[START Material shown]

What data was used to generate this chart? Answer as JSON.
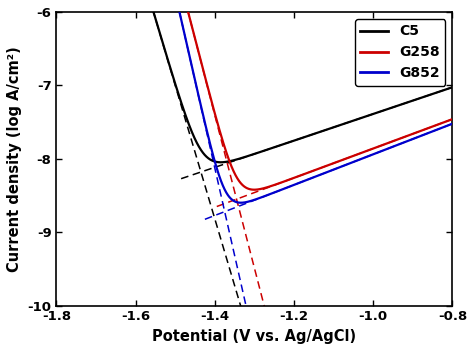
{
  "title": "",
  "xlabel": "Potential (V vs. Ag/AgCl)",
  "ylabel": "Current density (log A/cm²)",
  "xlim": [
    -1.8,
    -0.8
  ],
  "ylim": [
    -10,
    -6
  ],
  "xticks": [
    -1.8,
    -1.6,
    -1.4,
    -1.2,
    -1.0,
    -0.8
  ],
  "yticks": [
    -10,
    -9,
    -8,
    -7,
    -6
  ],
  "legend_labels": [
    "C5",
    "G258",
    "G852"
  ],
  "legend_colors": [
    "#000000",
    "#cc0000",
    "#0000cc"
  ],
  "bg_color": "#ffffff",
  "curves": {
    "C5": {
      "color": "#000000",
      "Ecorr": -1.435,
      "icorr": -8.18,
      "ba": 0.55,
      "bc": 0.055
    },
    "G258": {
      "color": "#cc0000",
      "Ecorr": -1.345,
      "icorr": -8.55,
      "ba": 0.5,
      "bc": 0.048
    },
    "G852": {
      "color": "#0000cc",
      "Ecorr": -1.375,
      "icorr": -8.72,
      "ba": 0.48,
      "bc": 0.042
    }
  }
}
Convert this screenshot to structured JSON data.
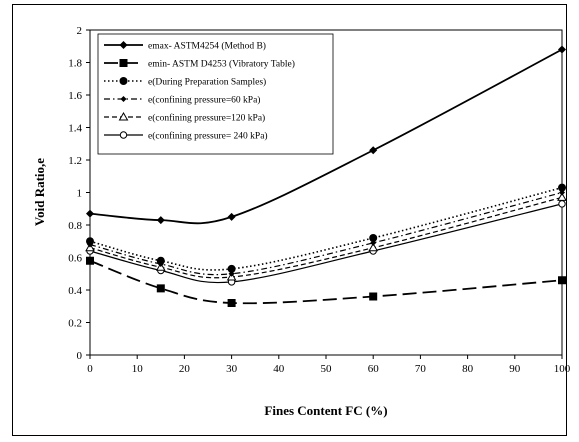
{
  "chart_data": {
    "type": "line",
    "xlabel": "Fines Content FC (%)",
    "ylabel": "Void Ratio,e",
    "xlim": [
      0,
      100
    ],
    "ylim": [
      0,
      2
    ],
    "x_ticks": [
      "0",
      "10",
      "20",
      "30",
      "40",
      "50",
      "60",
      "70",
      "80",
      "90",
      "100"
    ],
    "y_ticks": [
      "0",
      "0.2",
      "0.4",
      "0.6",
      "0.8",
      "1",
      "1.2",
      "1.4",
      "1.6",
      "1.8",
      "2"
    ],
    "grid": false,
    "legend_position": "top-left",
    "series": [
      {
        "name": "emax- ASTM4254 (Method B)",
        "x": [
          0,
          15,
          30,
          60,
          100
        ],
        "values": [
          0.87,
          0.83,
          0.85,
          1.26,
          1.88
        ],
        "marker": "diamond",
        "dash": "solid",
        "stroke_width": 1.8
      },
      {
        "name": "emin- ASTM D4253 (Vibratory Table)",
        "x": [
          0,
          15,
          30,
          60,
          100
        ],
        "values": [
          0.58,
          0.41,
          0.32,
          0.36,
          0.46
        ],
        "marker": "square",
        "dash": "long-dash",
        "stroke_width": 1.8
      },
      {
        "name": "e(During Preparation Samples)",
        "x": [
          0,
          15,
          30,
          60,
          100
        ],
        "values": [
          0.7,
          0.58,
          0.53,
          0.72,
          1.03
        ],
        "marker": "circle",
        "dash": "dotted",
        "stroke_width": 1.6
      },
      {
        "name": "e(confining pressure=60 kPa)",
        "x": [
          0,
          15,
          30,
          60,
          100
        ],
        "values": [
          0.68,
          0.56,
          0.5,
          0.69,
          1.0
        ],
        "marker": "small-diamond",
        "dash": "dash-dot",
        "stroke_width": 1.2
      },
      {
        "name": "e(confining pressure=120 kPa)",
        "x": [
          0,
          15,
          30,
          60,
          100
        ],
        "values": [
          0.66,
          0.54,
          0.48,
          0.66,
          0.97
        ],
        "marker": "open-triangle",
        "dash": "dashed",
        "stroke_width": 1.2
      },
      {
        "name": "e(confining pressure= 240 kPa)",
        "x": [
          0,
          15,
          30,
          60,
          100
        ],
        "values": [
          0.64,
          0.52,
          0.45,
          0.64,
          0.93
        ],
        "marker": "open-circle",
        "dash": "solid",
        "stroke_width": 1.2
      }
    ]
  }
}
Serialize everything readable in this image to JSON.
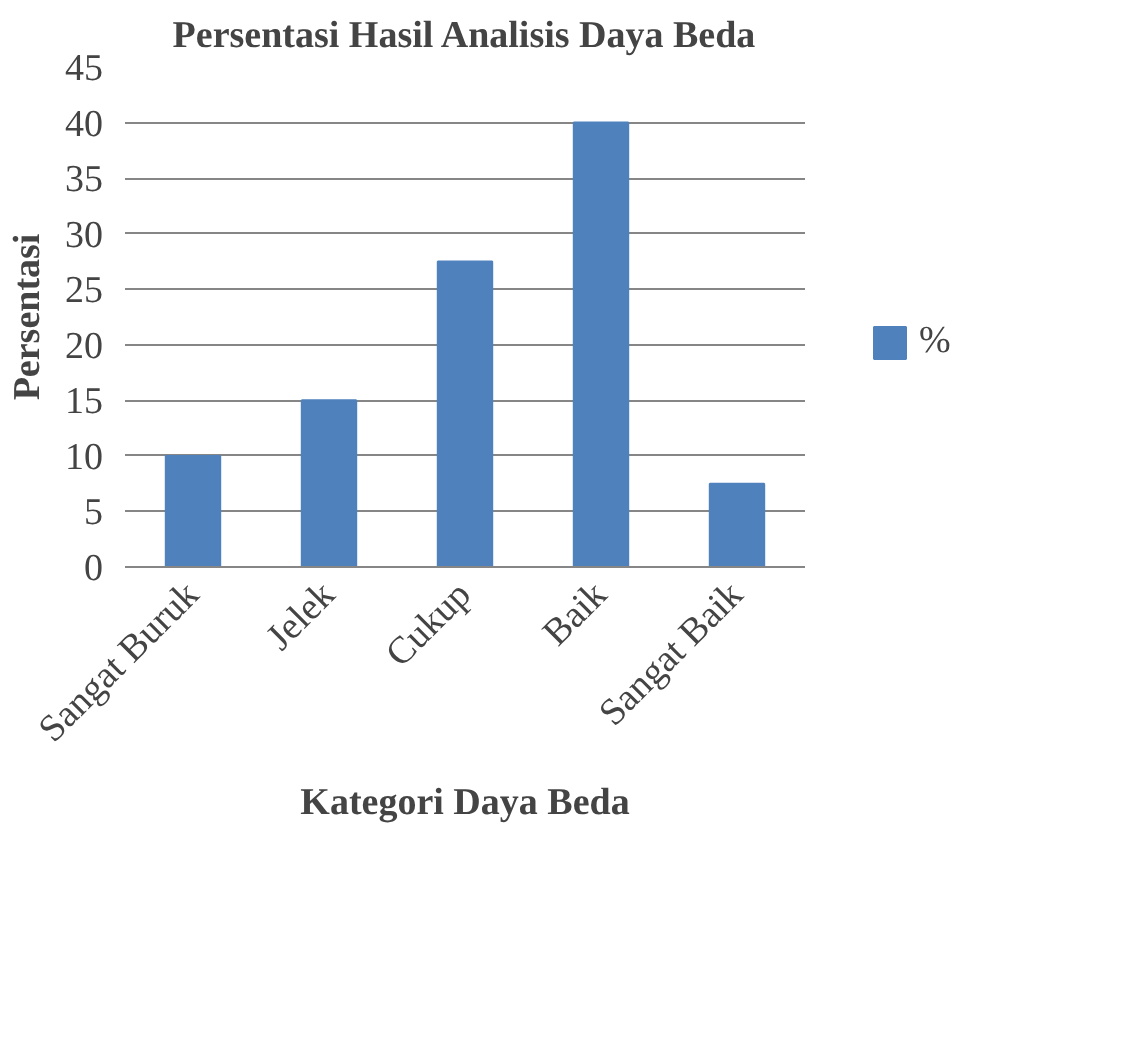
{
  "chart_data": {
    "type": "bar",
    "title": "Persentasi Hasil Analisis Daya Beda",
    "xlabel": "Kategori Daya Beda",
    "ylabel": "Persentasi",
    "categories": [
      "Sangat Buruk",
      "Jelek",
      "Cukup",
      "Baik",
      "Sangat Baik"
    ],
    "series": [
      {
        "name": "%",
        "color": "#4f81bd",
        "values": [
          10,
          15,
          27.5,
          40,
          7.5
        ]
      }
    ],
    "ylim": [
      0,
      45
    ],
    "yticks": [
      0,
      5,
      10,
      15,
      20,
      25,
      30,
      35,
      40,
      45
    ],
    "grid": "y",
    "legend": "right"
  }
}
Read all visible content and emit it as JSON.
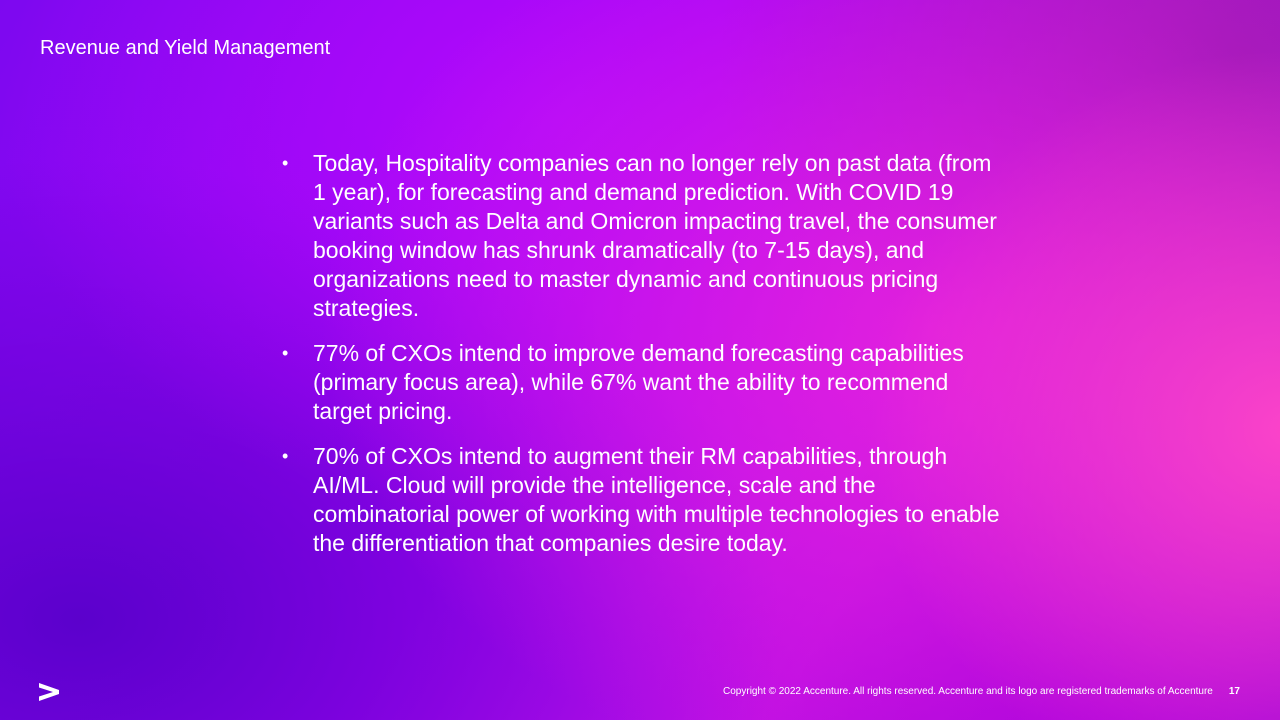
{
  "slide": {
    "title": "Revenue and Yield Management",
    "bullets": [
      "Today, Hospitality companies can no longer rely on past data (from 1 year), for forecasting and demand prediction. With COVID 19 variants such as Delta and Omicron impacting travel, the consumer booking window has shrunk dramatically (to 7-15 days), and organizations need to master dynamic and continuous pricing strategies.",
      "77% of CXOs intend to improve demand forecasting capabilities (primary focus area), while 67% want the ability to recommend target pricing.",
      "70% of CXOs intend to augment their RM capabilities, through AI/ML. Cloud will provide the intelligence, scale and the combinatorial power of working with multiple technologies to enable the differentiation that companies desire today."
    ],
    "bullet_marker": "•"
  },
  "footer": {
    "logo_icon": "accenture-greater-than-logo",
    "copyright": "Copyright © 2022 Accenture. All rights reserved. Accenture and its logo are registered trademarks of Accenture",
    "page_number": "17"
  }
}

[END Material shown]

Given problem:
Repeat the listing in full and exactly. Do not include any images.

Problem solution:
What data was used to generate this chart? Answer as JSON.
{
  "title": "",
  "xlabel": "Potential (V vs. Ag/AgCl)",
  "ylabel": "Current density (log A/cm²)",
  "xlim": [
    -1.8,
    -0.8
  ],
  "ylim": [
    -10,
    -6
  ],
  "xticks": [
    -1.8,
    -1.6,
    -1.4,
    -1.2,
    -1.0,
    -0.8
  ],
  "yticks": [
    -10,
    -9,
    -8,
    -7,
    -6
  ],
  "legend_labels": [
    "C5",
    "G258",
    "G852"
  ],
  "legend_colors": [
    "#000000",
    "#cc0000",
    "#0000cc"
  ],
  "bg_color": "#ffffff",
  "curves": {
    "C5": {
      "color": "#000000",
      "Ecorr": -1.435,
      "icorr": -8.18,
      "ba": 0.55,
      "bc": 0.055
    },
    "G258": {
      "color": "#cc0000",
      "Ecorr": -1.345,
      "icorr": -8.55,
      "ba": 0.5,
      "bc": 0.048
    },
    "G852": {
      "color": "#0000cc",
      "Ecorr": -1.375,
      "icorr": -8.72,
      "ba": 0.48,
      "bc": 0.042
    }
  }
}
Convert this screenshot to structured JSON data.
{
  "chart_data": {
    "type": "line",
    "xlabel": "Fines Content FC (%)",
    "ylabel": "Void Ratio,e",
    "xlim": [
      0,
      100
    ],
    "ylim": [
      0,
      2
    ],
    "x_ticks": [
      "0",
      "10",
      "20",
      "30",
      "40",
      "50",
      "60",
      "70",
      "80",
      "90",
      "100"
    ],
    "y_ticks": [
      "0",
      "0.2",
      "0.4",
      "0.6",
      "0.8",
      "1",
      "1.2",
      "1.4",
      "1.6",
      "1.8",
      "2"
    ],
    "grid": false,
    "legend_position": "top-left",
    "series": [
      {
        "name": "emax- ASTM4254 (Method B)",
        "x": [
          0,
          15,
          30,
          60,
          100
        ],
        "values": [
          0.87,
          0.83,
          0.85,
          1.26,
          1.88
        ],
        "marker": "diamond",
        "dash": "solid",
        "stroke_width": 1.8
      },
      {
        "name": "emin- ASTM D4253 (Vibratory Table)",
        "x": [
          0,
          15,
          30,
          60,
          100
        ],
        "values": [
          0.58,
          0.41,
          0.32,
          0.36,
          0.46
        ],
        "marker": "square",
        "dash": "long-dash",
        "stroke_width": 1.8
      },
      {
        "name": "e(During Preparation Samples)",
        "x": [
          0,
          15,
          30,
          60,
          100
        ],
        "values": [
          0.7,
          0.58,
          0.53,
          0.72,
          1.03
        ],
        "marker": "circle",
        "dash": "dotted",
        "stroke_width": 1.6
      },
      {
        "name": "e(confining pressure=60 kPa)",
        "x": [
          0,
          15,
          30,
          60,
          100
        ],
        "values": [
          0.68,
          0.56,
          0.5,
          0.69,
          1.0
        ],
        "marker": "small-diamond",
        "dash": "dash-dot",
        "stroke_width": 1.2
      },
      {
        "name": "e(confining pressure=120 kPa)",
        "x": [
          0,
          15,
          30,
          60,
          100
        ],
        "values": [
          0.66,
          0.54,
          0.48,
          0.66,
          0.97
        ],
        "marker": "open-triangle",
        "dash": "dashed",
        "stroke_width": 1.2
      },
      {
        "name": "e(confining pressure= 240 kPa)",
        "x": [
          0,
          15,
          30,
          60,
          100
        ],
        "values": [
          0.64,
          0.52,
          0.45,
          0.64,
          0.93
        ],
        "marker": "open-circle",
        "dash": "solid",
        "stroke_width": 1.2
      }
    ]
  }
}
Serialize everything readable in this image to JSON.
{
  "chart_data": {
    "type": "bar",
    "title": "Persentasi Hasil Analisis Daya Beda",
    "xlabel": "Kategori Daya Beda",
    "ylabel": "Persentasi",
    "categories": [
      "Sangat Buruk",
      "Jelek",
      "Cukup",
      "Baik",
      "Sangat Baik"
    ],
    "series": [
      {
        "name": "%",
        "color": "#4f81bd",
        "values": [
          10,
          15,
          27.5,
          40,
          7.5
        ]
      }
    ],
    "ylim": [
      0,
      45
    ],
    "yticks": [
      0,
      5,
      10,
      15,
      20,
      25,
      30,
      35,
      40,
      45
    ],
    "grid": "y",
    "legend": "right"
  }
}
Read all visible content and emit it as JSON.
{
  "slide": {
    "title": "Revenue and Yield Management",
    "bullets": [
      "Today, Hospitality companies can no longer rely on past data (from 1 year), for forecasting and demand prediction. With COVID 19 variants such as Delta and Omicron impacting travel, the consumer booking window has shrunk dramatically (to 7-15 days), and organizations need to master dynamic and continuous pricing strategies.",
      "77% of CXOs intend to improve demand forecasting capabilities (primary focus area), while 67% want the ability to recommend target pricing.",
      "70% of CXOs intend to augment their RM capabilities, through AI/ML. Cloud will provide the intelligence, scale and the combinatorial power of working with multiple technologies to enable the differentiation that companies desire today."
    ],
    "bullet_marker": "•"
  },
  "footer": {
    "logo_icon": "accenture-greater-than-logo",
    "copyright": "Copyright © 2022 Accenture. All rights reserved. Accenture and its logo are registered trademarks of Accenture",
    "page_number": "17"
  }
}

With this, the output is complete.